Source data

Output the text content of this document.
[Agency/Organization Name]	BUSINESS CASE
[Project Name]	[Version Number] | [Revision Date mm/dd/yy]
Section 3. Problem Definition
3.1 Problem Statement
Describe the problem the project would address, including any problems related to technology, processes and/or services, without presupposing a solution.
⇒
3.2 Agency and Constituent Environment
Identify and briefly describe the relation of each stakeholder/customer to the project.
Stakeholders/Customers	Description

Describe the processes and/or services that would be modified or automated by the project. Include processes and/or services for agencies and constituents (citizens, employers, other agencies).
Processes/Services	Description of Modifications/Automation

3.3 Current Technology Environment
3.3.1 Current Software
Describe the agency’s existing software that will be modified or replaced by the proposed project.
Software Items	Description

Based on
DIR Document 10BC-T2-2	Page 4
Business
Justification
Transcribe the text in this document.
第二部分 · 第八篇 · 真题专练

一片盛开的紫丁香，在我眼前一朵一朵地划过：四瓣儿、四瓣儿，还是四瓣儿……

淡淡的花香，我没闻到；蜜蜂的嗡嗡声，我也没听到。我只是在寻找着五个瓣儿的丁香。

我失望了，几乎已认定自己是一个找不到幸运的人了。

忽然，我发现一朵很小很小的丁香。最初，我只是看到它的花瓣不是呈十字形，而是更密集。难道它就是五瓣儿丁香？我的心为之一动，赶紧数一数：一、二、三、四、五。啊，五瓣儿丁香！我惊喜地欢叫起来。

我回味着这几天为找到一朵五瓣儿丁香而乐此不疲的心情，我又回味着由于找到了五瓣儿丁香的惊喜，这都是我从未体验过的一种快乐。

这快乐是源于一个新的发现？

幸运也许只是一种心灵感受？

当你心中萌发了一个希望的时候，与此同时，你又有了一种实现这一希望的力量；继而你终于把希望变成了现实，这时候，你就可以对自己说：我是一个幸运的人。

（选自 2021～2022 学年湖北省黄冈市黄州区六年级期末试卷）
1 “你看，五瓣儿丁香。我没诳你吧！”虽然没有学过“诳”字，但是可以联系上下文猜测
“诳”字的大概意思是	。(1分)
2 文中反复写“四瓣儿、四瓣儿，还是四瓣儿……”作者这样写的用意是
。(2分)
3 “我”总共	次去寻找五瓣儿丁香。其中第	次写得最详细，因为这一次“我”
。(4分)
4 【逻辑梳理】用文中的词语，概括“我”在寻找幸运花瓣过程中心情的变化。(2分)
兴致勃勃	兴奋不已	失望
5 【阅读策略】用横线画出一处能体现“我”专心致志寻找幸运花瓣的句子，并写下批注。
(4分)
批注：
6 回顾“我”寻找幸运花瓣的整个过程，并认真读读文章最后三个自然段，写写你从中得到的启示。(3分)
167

• [Instruction]
Output the line containing "Transcribe the text in this document." and all lines after it to the end of the records, exactly as given.

• [Finished exercise]
Transcribe the text in this document.
第二部分 · 第八篇 · 真题专练

一片盛开的紫丁香，在我眼前一朵一朵地划过：四瓣儿、四瓣儿，还是四瓣儿……

淡淡的花香，我没闻到；蜜蜂的嗡嗡声，我也没听到。我只是在寻找着五个瓣儿的丁香。

我失望了，几乎已认定自己是一个找不到幸运的人了。

忽然，我发现一朵很小很小的丁香。最初，我只是看到它的花瓣不是呈十字形，而是更密集。难道它就是五瓣儿丁香？我的心为之一动，赶紧数一数：一、二、三、四、五。啊，五瓣儿丁香！我惊喜地欢叫起来。

我回味着这几天为找到一朵五瓣儿丁香而乐此不疲的心情，我又回味着由于找到了五瓣儿丁香的惊喜，这都是我从未体验过的一种快乐。

这快乐是源于一个新的发现？

幸运也许只是一种心灵感受？

当你心中萌发了一个希望的时候，与此同时，你又有了一种实现这一希望的力量；继而你终于把希望变成了现实，这时候，你就可以对自己说：我是一个幸运的人。

（选自 2021～2022 学年湖北省黄冈市黄州区六年级期末试卷）
1 “你看，五瓣儿丁香。我没诳你吧！”虽然没有学过“诳”字，但是可以联系上下文猜测
“诳”字的大概意思是	。(1分)
2 文中反复写“四瓣儿、四瓣儿，还是四瓣儿……”作者这样写的用意是
。(2分)
3 “我”总共	次去寻找五瓣儿丁香。其中第	次写得最详细，因为这一次“我”
。(4分)
4 【逻辑梳理】用文中的词语，概括“我”在寻找幸运花瓣过程中心情的变化。(2分)
兴致勃勃	兴奋不已	失望
5 【阅读策略】用横线画出一处能体现“我”专心致志寻找幸运花瓣的句子，并写下批注。
(4分)
批注：
6 回顾“我”寻找幸运花瓣的整个过程，并认真读读文章最后三个自然段，写写你从中得到的启示。(3分)
167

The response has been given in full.